PROVIDED DATA:
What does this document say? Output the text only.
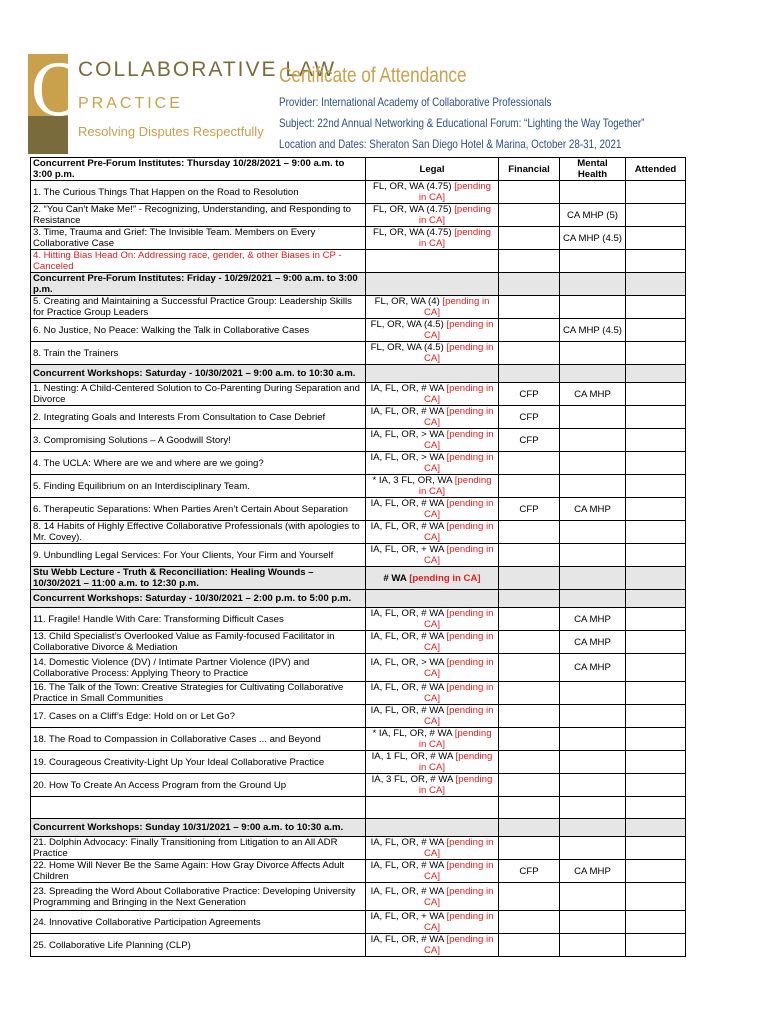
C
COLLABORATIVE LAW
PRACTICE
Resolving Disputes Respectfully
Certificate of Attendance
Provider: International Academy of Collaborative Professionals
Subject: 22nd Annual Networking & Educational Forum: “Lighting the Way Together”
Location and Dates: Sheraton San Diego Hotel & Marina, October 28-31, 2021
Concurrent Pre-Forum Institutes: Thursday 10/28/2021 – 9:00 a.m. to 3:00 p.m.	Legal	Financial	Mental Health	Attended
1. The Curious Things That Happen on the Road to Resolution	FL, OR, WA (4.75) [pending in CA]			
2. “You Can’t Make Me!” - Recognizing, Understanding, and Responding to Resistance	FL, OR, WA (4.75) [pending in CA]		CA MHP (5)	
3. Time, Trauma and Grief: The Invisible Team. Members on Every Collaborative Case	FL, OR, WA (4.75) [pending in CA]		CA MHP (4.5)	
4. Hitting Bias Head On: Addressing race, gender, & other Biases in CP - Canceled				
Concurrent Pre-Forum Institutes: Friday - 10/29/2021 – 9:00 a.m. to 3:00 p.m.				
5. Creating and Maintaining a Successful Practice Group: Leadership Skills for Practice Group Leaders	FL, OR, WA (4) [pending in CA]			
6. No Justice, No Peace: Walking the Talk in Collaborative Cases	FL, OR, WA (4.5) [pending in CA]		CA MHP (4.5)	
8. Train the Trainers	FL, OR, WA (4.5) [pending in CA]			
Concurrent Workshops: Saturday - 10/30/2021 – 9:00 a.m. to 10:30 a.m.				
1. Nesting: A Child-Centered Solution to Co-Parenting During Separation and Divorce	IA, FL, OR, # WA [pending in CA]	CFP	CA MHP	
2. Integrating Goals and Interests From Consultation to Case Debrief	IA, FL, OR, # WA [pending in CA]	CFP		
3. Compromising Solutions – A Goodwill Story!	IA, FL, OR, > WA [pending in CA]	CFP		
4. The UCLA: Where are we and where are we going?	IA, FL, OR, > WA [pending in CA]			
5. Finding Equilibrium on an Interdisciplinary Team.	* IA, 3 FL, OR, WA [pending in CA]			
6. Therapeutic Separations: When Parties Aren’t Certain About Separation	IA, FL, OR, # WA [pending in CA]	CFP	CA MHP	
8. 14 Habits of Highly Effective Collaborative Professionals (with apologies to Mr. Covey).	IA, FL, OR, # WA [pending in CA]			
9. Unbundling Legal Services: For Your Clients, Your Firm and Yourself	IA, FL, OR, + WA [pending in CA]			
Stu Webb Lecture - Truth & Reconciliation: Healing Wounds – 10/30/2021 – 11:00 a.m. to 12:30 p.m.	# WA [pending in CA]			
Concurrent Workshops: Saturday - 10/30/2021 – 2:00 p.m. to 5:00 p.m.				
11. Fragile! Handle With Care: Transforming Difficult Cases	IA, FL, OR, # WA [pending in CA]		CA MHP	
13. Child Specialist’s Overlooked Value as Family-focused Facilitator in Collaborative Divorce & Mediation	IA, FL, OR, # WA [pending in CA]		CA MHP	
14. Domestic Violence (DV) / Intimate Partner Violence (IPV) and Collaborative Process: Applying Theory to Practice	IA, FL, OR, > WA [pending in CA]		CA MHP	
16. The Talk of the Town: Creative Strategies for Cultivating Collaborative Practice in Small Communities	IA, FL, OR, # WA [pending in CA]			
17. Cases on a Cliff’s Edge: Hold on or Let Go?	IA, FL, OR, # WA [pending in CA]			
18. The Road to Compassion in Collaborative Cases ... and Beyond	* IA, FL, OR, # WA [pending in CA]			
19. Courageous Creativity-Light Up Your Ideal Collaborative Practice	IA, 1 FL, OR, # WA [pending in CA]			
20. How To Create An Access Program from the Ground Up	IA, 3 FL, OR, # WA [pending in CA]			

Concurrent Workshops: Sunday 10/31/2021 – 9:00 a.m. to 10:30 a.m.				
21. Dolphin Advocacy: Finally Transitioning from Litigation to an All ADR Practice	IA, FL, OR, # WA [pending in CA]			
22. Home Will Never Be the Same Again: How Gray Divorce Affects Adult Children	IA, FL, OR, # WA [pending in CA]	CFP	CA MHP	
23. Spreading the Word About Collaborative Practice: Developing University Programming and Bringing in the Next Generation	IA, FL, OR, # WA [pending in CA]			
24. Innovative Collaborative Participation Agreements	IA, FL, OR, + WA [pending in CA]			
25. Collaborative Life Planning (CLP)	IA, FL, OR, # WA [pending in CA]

==

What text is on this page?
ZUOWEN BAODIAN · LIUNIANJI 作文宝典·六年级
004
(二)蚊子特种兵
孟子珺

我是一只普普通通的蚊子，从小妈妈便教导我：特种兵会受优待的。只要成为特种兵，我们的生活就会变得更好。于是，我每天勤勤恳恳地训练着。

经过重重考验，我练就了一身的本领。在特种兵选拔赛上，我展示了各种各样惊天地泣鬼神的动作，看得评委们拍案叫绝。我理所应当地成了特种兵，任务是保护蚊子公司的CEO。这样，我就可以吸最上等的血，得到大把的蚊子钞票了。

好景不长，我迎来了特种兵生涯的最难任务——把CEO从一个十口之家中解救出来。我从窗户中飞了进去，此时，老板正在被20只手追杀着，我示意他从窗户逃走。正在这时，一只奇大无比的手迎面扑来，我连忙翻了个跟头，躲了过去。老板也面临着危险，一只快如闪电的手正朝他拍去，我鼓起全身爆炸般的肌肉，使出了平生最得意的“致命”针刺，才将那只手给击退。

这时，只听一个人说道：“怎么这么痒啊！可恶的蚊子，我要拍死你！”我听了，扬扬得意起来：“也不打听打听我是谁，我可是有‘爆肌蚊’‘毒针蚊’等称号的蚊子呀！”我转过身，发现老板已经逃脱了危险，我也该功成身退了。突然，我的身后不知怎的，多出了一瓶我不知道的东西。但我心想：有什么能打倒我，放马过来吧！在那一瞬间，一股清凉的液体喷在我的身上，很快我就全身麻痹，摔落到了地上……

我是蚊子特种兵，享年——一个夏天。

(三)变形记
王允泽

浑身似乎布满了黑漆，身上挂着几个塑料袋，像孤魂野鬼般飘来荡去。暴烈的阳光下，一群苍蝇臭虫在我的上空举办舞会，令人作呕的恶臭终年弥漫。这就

INSTRUCTIONS FOR THE TASK:
Write down only the number of lines that contain the string "Team" in the listing.

CORRECT RESULT:
2